INSTRUCTIONS TO FOLLOW >>
Return the listing below verbatim. Pictures do not belong in the copy.

SOURCE DATA >>
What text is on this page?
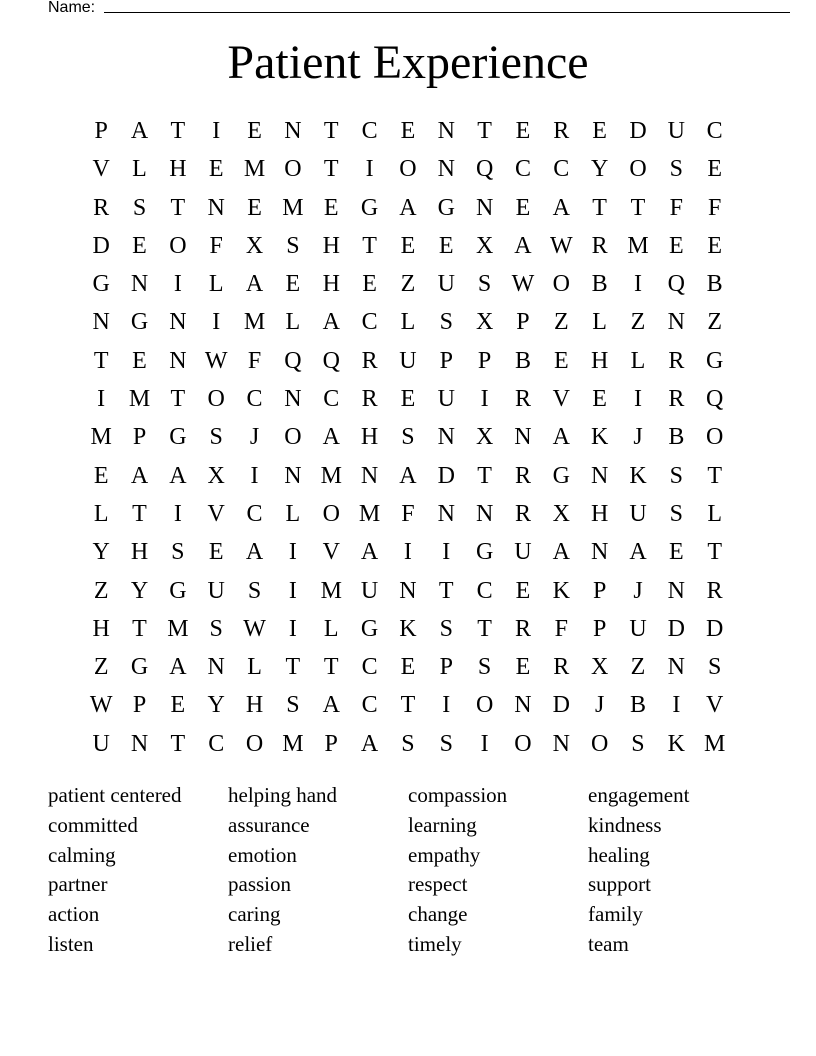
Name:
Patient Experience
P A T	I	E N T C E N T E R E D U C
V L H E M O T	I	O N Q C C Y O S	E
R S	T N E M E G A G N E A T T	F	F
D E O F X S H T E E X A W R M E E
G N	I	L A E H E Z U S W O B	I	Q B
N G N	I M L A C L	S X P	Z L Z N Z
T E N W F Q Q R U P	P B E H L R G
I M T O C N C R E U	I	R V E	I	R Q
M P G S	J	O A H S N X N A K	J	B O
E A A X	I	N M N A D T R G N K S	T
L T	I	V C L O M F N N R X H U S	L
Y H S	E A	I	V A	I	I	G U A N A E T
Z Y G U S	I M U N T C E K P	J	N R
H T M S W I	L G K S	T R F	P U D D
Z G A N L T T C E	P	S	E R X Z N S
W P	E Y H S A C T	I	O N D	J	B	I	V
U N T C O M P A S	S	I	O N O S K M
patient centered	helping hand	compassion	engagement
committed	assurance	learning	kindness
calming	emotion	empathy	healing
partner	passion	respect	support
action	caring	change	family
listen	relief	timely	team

RESULT >>
What text is on this page?
Name:
Patient Experience
P A T	I	E N T C E N T E R E D U C
V L H E M O T	I	O N Q C C Y O S	E
R S	T N E M E G A G N E A T T	F	F
D E O F X S H T E E X A W R M E E
G N	I	L A E H E Z U S W O B	I	Q B
N G N	I M L A C L	S X P	Z L Z N Z
T E N W F Q Q R U P	P B E H L R G
I M T O C N C R E U	I	R V E	I	R Q
M P G S	J	O A H S N X N A K	J	B O
E A A X	I	N M N A D T R G N K S	T
L T	I	V C L O M F N N R X H U S	L
Y H S	E A	I	V A	I	I	G U A N A E T
Z Y G U S	I M U N T C E K P	J	N R
H T M S W I	L G K S	T R F	P U D D
Z G A N L T T C E	P	S	E R X Z N S
W P	E Y H S A C T	I	O N D	J	B	I	V
U N T C O M P A S	S	I	O N O S K M
patient centered	helping hand	compassion	engagement
committed	assurance	learning	kindness
calming	emotion	empathy	healing
partner	passion	respect	support
action	caring	change	family
listen	relief	timely	team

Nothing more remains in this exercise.